TASK TO CARRY OUT> Can you retype every record below exactly as written?
:: MATERIAL TO PROCESS ::
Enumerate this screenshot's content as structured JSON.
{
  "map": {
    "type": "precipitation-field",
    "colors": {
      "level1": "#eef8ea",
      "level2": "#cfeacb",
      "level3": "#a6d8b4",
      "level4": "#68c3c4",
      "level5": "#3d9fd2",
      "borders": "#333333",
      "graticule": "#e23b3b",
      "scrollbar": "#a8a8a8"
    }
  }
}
:::
ANSWER>
Enumerate this screenshot's content as structured JSON.
{
  "map": {
    "type": "precipitation-field",
    "colors": {
      "level1": "#eef8ea",
      "level2": "#cfeacb",
      "level3": "#a6d8b4",
      "level4": "#68c3c4",
      "level5": "#3d9fd2",
      "borders": "#333333",
      "graticule": "#e23b3b",
      "scrollbar": "#a8a8a8"
    }
  }
}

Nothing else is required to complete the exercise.